-- Begin DATA SHOWN --
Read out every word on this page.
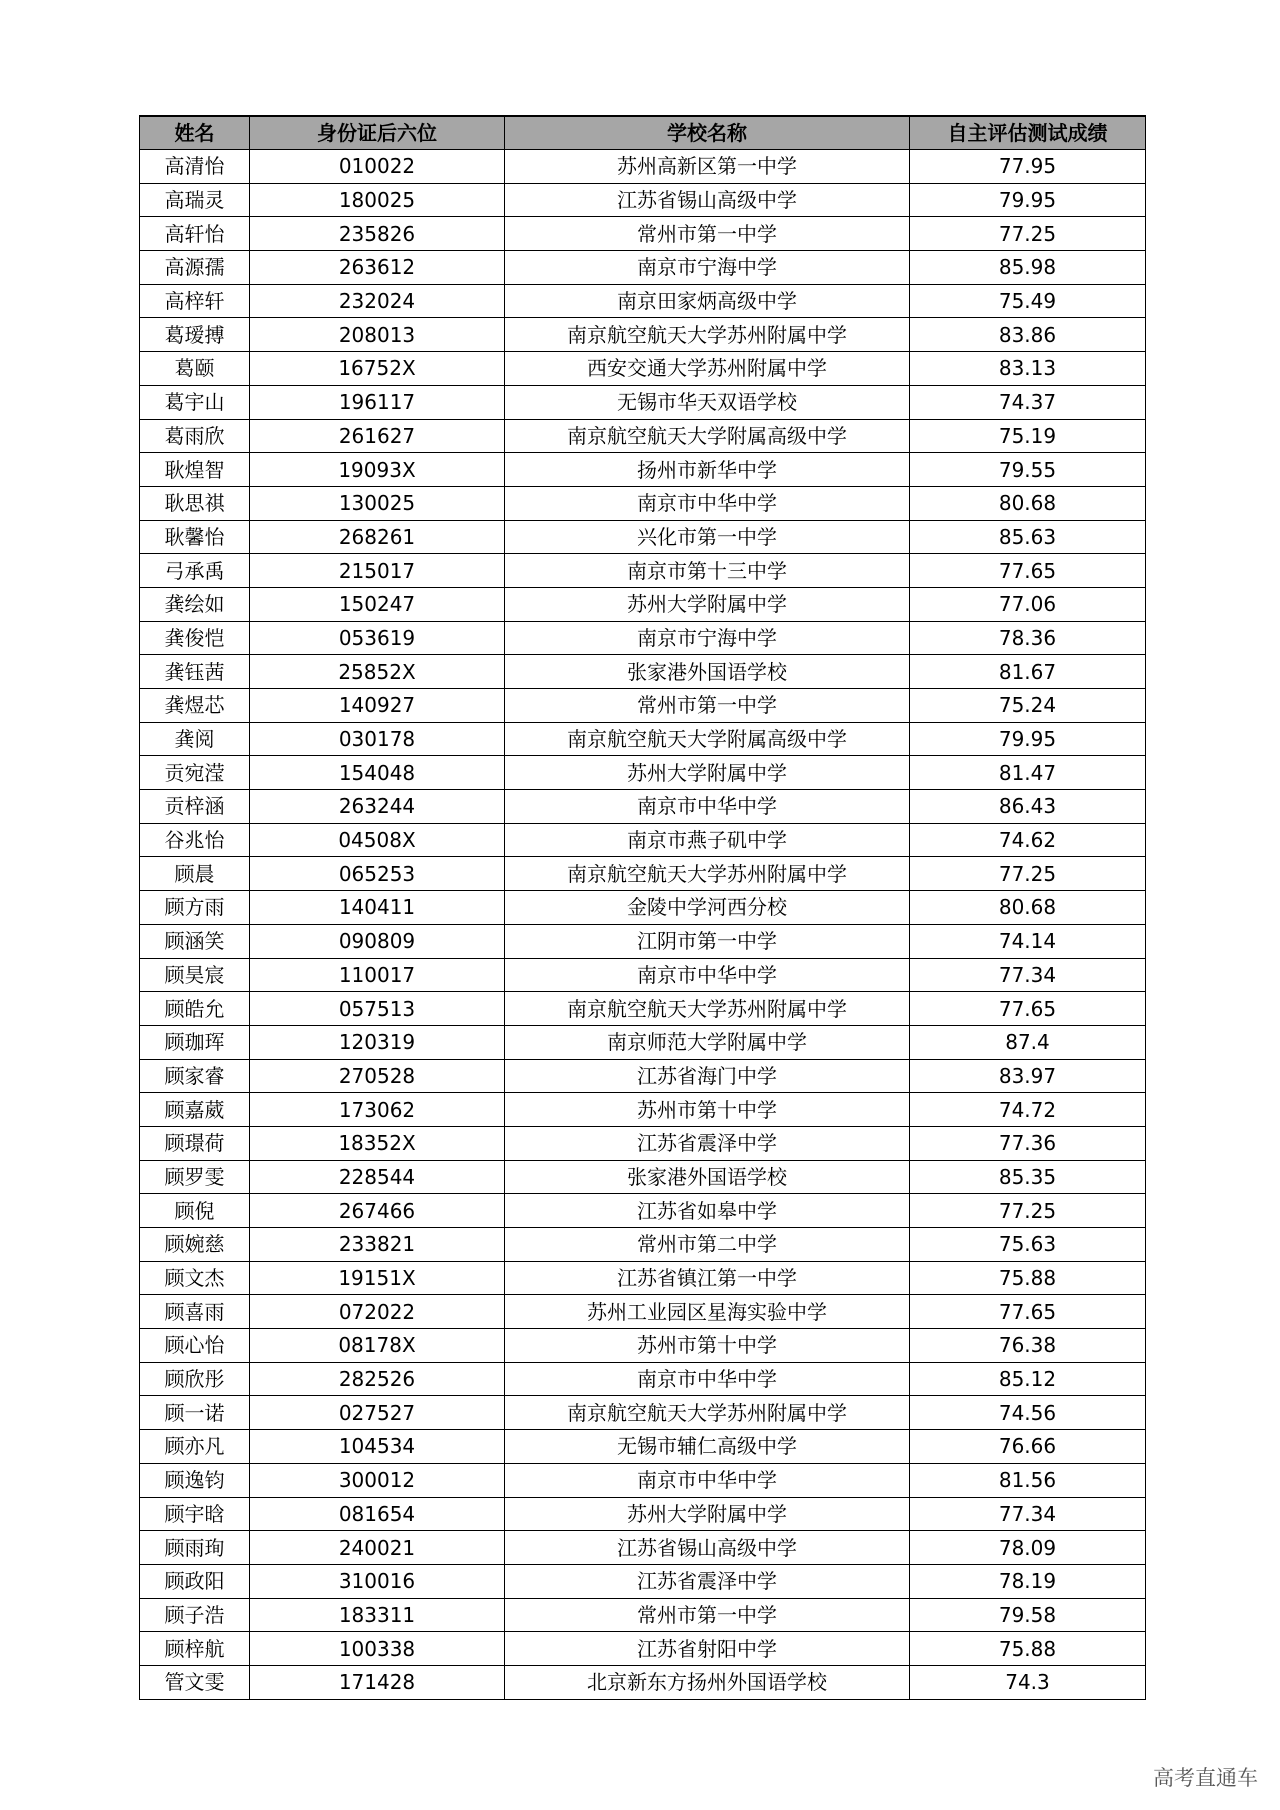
姓名	身份证后六位	学校名称	自主评估测试成绩
高清怡	010022	苏州高新区第一中学	77.95
高瑞灵	180025	江苏省锡山高级中学	79.95
高轩怡	235826	常州市第一中学	77.25
高源孺	263612	南京市宁海中学	85.98
高梓轩	232024	南京田家炳高级中学	75.49
葛瑷搏	208013	南京航空航天大学苏州附属中学	83.86
葛颐	16752X	西安交通大学苏州附属中学	83.13
葛宇山	196117	无锡市华天双语学校	74.37
葛雨欣	261627	南京航空航天大学附属高级中学	75.19
耿煌智	19093X	扬州市新华中学	79.55
耿思祺	130025	南京市中华中学	80.68
耿馨怡	268261	兴化市第一中学	85.63
弓承禹	215017	南京市第十三中学	77.65
龚绘如	150247	苏州大学附属中学	77.06
龚俊恺	053619	南京市宁海中学	78.36
龚钰茜	25852X	张家港外国语学校	81.67
龚煜芯	140927	常州市第一中学	75.24
龚阅	030178	南京航空航天大学附属高级中学	79.95
贡宛滢	154048	苏州大学附属中学	81.47
贡梓涵	263244	南京市中华中学	86.43
谷兆怡	04508X	南京市燕子矶中学	74.62
顾晨	065253	南京航空航天大学苏州附属中学	77.25
顾方雨	140411	金陵中学河西分校	80.68
顾涵笑	090809	江阴市第一中学	74.14
顾昊宸	110017	南京市中华中学	77.34
顾皓允	057513	南京航空航天大学苏州附属中学	77.65
顾珈珲	120319	南京师范大学附属中学	87.4
顾家睿	270528	江苏省海门中学	83.97
顾嘉葳	173062	苏州市第十中学	74.72
顾璟荷	18352X	江苏省震泽中学	77.36
顾罗雯	228544	张家港外国语学校	85.35
顾倪	267466	江苏省如皋中学	77.25
顾婉慈	233821	常州市第二中学	75.63
顾文杰	19151X	江苏省镇江第一中学	75.88
顾喜雨	072022	苏州工业园区星海实验中学	77.65
顾心怡	08178X	苏州市第十中学	76.38
顾欣彤	282526	南京市中华中学	85.12
顾一诺	027527	南京航空航天大学苏州附属中学	74.56
顾亦凡	104534	无锡市辅仁高级中学	76.66
顾逸钧	300012	南京市中华中学	81.56
顾宇晗	081654	苏州大学附属中学	77.34
顾雨珣	240021	江苏省锡山高级中学	78.09
顾政阳	310016	江苏省震泽中学	78.19
顾子浩	183311	常州市第一中学	79.58
顾梓航	100338	江苏省射阳中学	75.88
管文雯	171428	北京新东方扬州外国语学校	74.3
高考直通车
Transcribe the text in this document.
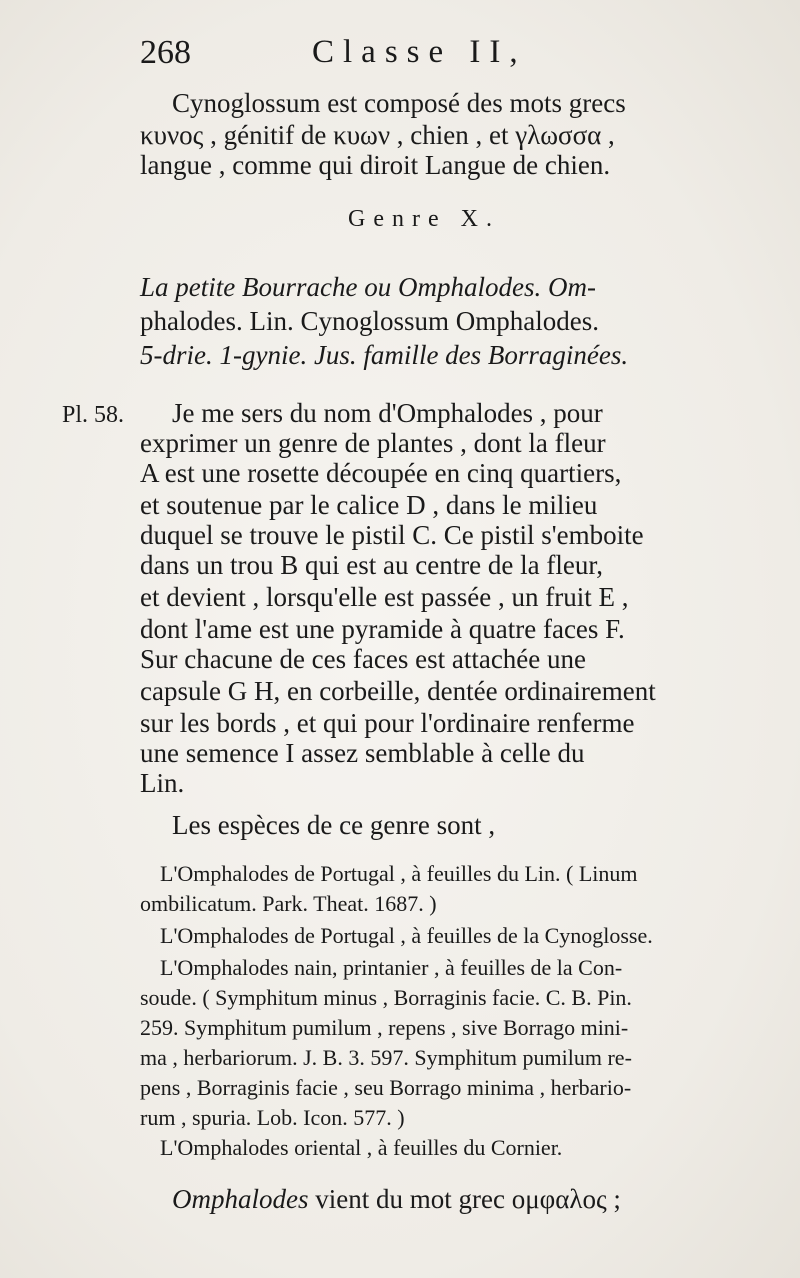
268	Classe II,
Cynoglossum est composé des mots grecs
κυνος , génitif de κυων , chien , et γλωσσα ,
langue , comme qui diroit Langue de chien.
Genre X.
La petite Bourrache ou Omphalodes. Om-
phalodes. Lin. Cynoglossum Omphalodes.
5-drie. 1-gynie. Jus. famille des Borraginées.
Pl. 58. Je me sers du nom d'Omphalodes , pour
exprimer un genre de plantes , dont la fleur
A est une rosette découpée en cinq quartiers,
et soutenue par le calice D , dans le milieu
duquel se trouve le pistil C. Ce pistil s'emboite
dans un trou B qui est au centre de la fleur,
et devient , lorsqu'elle est passée , un fruit E ,
dont l'ame est une pyramide à quatre faces F.
Sur chacune de ces faces est attachée une
capsule G H, en corbeille, dentée ordinairement
sur les bords , et qui pour l'ordinaire renferme
une semence I assez semblable à celle du
Lin.
Les espèces de ce genre sont ,
L'Omphalodes de Portugal , à feuilles du Lin. ( Linum
ombilicatum. Park. Theat. 1687. )
L'Omphalodes de Portugal , à feuilles de la Cynoglosse.
L'Omphalodes nain, printanier , à feuilles de la Con-
soude. ( Symphitum minus , Borraginis facie. C. B. Pin.
259. Symphitum pumilum , repens , sive Borrago mini-
ma , herbariorum. J. B. 3. 597. Symphitum pumilum re-
pens , Borraginis facie , seu Borrago minima , herbario-
rum , spuria. Lob. Icon. 577. )
L'Omphalodes oriental , à feuilles du Cornier.
Omphalodes vient du mot grec ομφαλος ;
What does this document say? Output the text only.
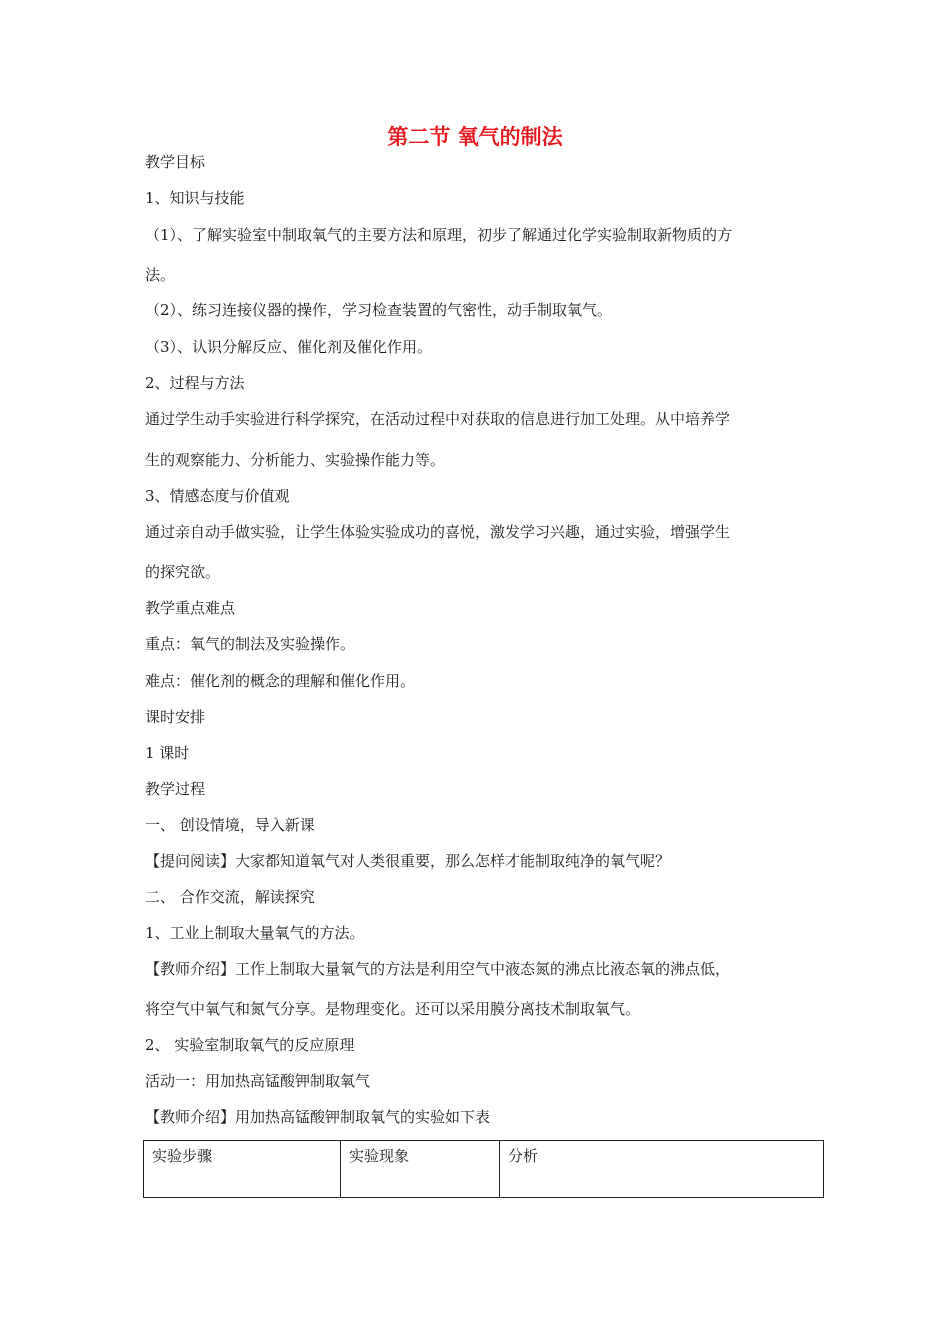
第二节 氧气的制法
教学目标
1、知识与技能
（1）、了解实验室中制取氧气的主要方法和原理，初步了解通过化学实验制取新物质的方
法。
（2）、练习连接仪器的操作，学习检查装置的气密性，动手制取氧气。
（3）、认识分解反应、催化剂及催化作用。
2、过程与方法
通过学生动手实验进行科学探究，在活动过程中对获取的信息进行加工处理。从中培养学
生的观察能力、分析能力、实验操作能力等。
3、情感态度与价值观
通过亲自动手做实验，让学生体验实验成功的喜悦，激发学习兴趣，通过实验，增强学生
的探究欲。
教学重点难点
重点：氧气的制法及实验操作。
难点：催化剂的概念的理解和催化作用。
课时安排
1 课时
教学过程
一、 创设情境，导入新课
【提问阅读】大家都知道氧气对人类很重要，那么怎样才能制取纯净的氧气呢？
二、 合作交流，解读探究
1、工业上制取大量氧气的方法。
【教师介绍】工作上制取大量氧气的方法是利用空气中液态氮的沸点比液态氧的沸点低，
将空气中氧气和氮气分享。是物理变化。还可以采用膜分离技术制取氧气。
2、 实验室制取氧气的反应原理
活动一：用加热高锰酸钾制取氧气
【教师介绍】用加热高锰酸钾制取氧气的实验如下表
实验步骤	实验现象	分析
-- End DATA SHOWN --
● **JOB**:
Print the full listing exactly, dropping the pictures.

● **WRITTEN RESPONSE**:
Read out every word on this page.
姓名	身份证后六位	学校名称	自主评估测试成绩
高清怡	010022	苏州高新区第一中学	77.95
高瑞灵	180025	江苏省锡山高级中学	79.95
高轩怡	235826	常州市第一中学	77.25
高源孺	263612	南京市宁海中学	85.98
高梓轩	232024	南京田家炳高级中学	75.49
葛瑷搏	208013	南京航空航天大学苏州附属中学	83.86
葛颐	16752X	西安交通大学苏州附属中学	83.13
葛宇山	196117	无锡市华天双语学校	74.37
葛雨欣	261627	南京航空航天大学附属高级中学	75.19
耿煌智	19093X	扬州市新华中学	79.55
耿思祺	130025	南京市中华中学	80.68
耿馨怡	268261	兴化市第一中学	85.63
弓承禹	215017	南京市第十三中学	77.65
龚绘如	150247	苏州大学附属中学	77.06
龚俊恺	053619	南京市宁海中学	78.36
龚钰茜	25852X	张家港外国语学校	81.67
龚煜芯	140927	常州市第一中学	75.24
龚阅	030178	南京航空航天大学附属高级中学	79.95
贡宛滢	154048	苏州大学附属中学	81.47
贡梓涵	263244	南京市中华中学	86.43
谷兆怡	04508X	南京市燕子矶中学	74.62
顾晨	065253	南京航空航天大学苏州附属中学	77.25
顾方雨	140411	金陵中学河西分校	80.68
顾涵笑	090809	江阴市第一中学	74.14
顾昊宸	110017	南京市中华中学	77.34
顾皓允	057513	南京航空航天大学苏州附属中学	77.65
顾珈珲	120319	南京师范大学附属中学	87.4
顾家睿	270528	江苏省海门中学	83.97
顾嘉葳	173062	苏州市第十中学	74.72
顾璟荷	18352X	江苏省震泽中学	77.36
顾罗雯	228544	张家港外国语学校	85.35
顾倪	267466	江苏省如皋中学	77.25
顾婉慈	233821	常州市第二中学	75.63
顾文杰	19151X	江苏省镇江第一中学	75.88
顾喜雨	072022	苏州工业园区星海实验中学	77.65
顾心怡	08178X	苏州市第十中学	76.38
顾欣彤	282526	南京市中华中学	85.12
顾一诺	027527	南京航空航天大学苏州附属中学	74.56
顾亦凡	104534	无锡市辅仁高级中学	76.66
顾逸钧	300012	南京市中华中学	81.56
顾宇晗	081654	苏州大学附属中学	77.34
顾雨珣	240021	江苏省锡山高级中学	78.09
顾政阳	310016	江苏省震泽中学	78.19
顾子浩	183311	常州市第一中学	79.58
顾梓航	100338	江苏省射阳中学	75.88
管文雯	171428	北京新东方扬州外国语学校	74.3
高考直通车
Transcribe the text in this document.
268	Classe II,
Cynoglossum est composé des mots grecs
κυνος , génitif de κυων , chien , et γλωσσα ,
langue , comme qui diroit Langue de chien.
Genre X.
La petite Bourrache ou Omphalodes. Om-
phalodes. Lin. Cynoglossum Omphalodes.
5-drie. 1-gynie. Jus. famille des Borraginées.
Pl. 58. Je me sers du nom d'Omphalodes , pour
exprimer un genre de plantes , dont la fleur
A est une rosette découpée en cinq quartiers,
et soutenue par le calice D , dans le milieu
duquel se trouve le pistil C. Ce pistil s'emboite
dans un trou B qui est au centre de la fleur,
et devient , lorsqu'elle est passée , un fruit E ,
dont l'ame est une pyramide à quatre faces F.
Sur chacune de ces faces est attachée une
capsule G H, en corbeille, dentée ordinairement
sur les bords , et qui pour l'ordinaire renferme
une semence I assez semblable à celle du
Lin.
Les espèces de ce genre sont ,
L'Omphalodes de Portugal , à feuilles du Lin. ( Linum
ombilicatum. Park. Theat. 1687. )
L'Omphalodes de Portugal , à feuilles de la Cynoglosse.
L'Omphalodes nain, printanier , à feuilles de la Con-
soude. ( Symphitum minus , Borraginis facie. C. B. Pin.
259. Symphitum pumilum , repens , sive Borrago mini-
ma , herbariorum. J. B. 3. 597. Symphitum pumilum re-
pens , Borraginis facie , seu Borrago minima , herbario-
rum , spuria. Lob. Icon. 577. )
L'Omphalodes oriental , à feuilles du Cornier.
Omphalodes vient du mot grec ομφαλος ;
What does this document say? Output the text only.
第二节 氧气的制法
教学目标
1、知识与技能
（1）、了解实验室中制取氧气的主要方法和原理，初步了解通过化学实验制取新物质的方
法。
（2）、练习连接仪器的操作，学习检查装置的气密性，动手制取氧气。
（3）、认识分解反应、催化剂及催化作用。
2、过程与方法
通过学生动手实验进行科学探究，在活动过程中对获取的信息进行加工处理。从中培养学
生的观察能力、分析能力、实验操作能力等。
3、情感态度与价值观
通过亲自动手做实验，让学生体验实验成功的喜悦，激发学习兴趣，通过实验，增强学生
的探究欲。
教学重点难点
重点：氧气的制法及实验操作。
难点：催化剂的概念的理解和催化作用。
课时安排
1 课时
教学过程
一、 创设情境，导入新课
【提问阅读】大家都知道氧气对人类很重要，那么怎样才能制取纯净的氧气呢？
二、 合作交流，解读探究
1、工业上制取大量氧气的方法。
【教师介绍】工作上制取大量氧气的方法是利用空气中液态氮的沸点比液态氧的沸点低，
将空气中氧气和氮气分享。是物理变化。还可以采用膜分离技术制取氧气。
2、 实验室制取氧气的反应原理
活动一：用加热高锰酸钾制取氧气
【教师介绍】用加热高锰酸钾制取氧气的实验如下表
实验步骤	实验现象	分析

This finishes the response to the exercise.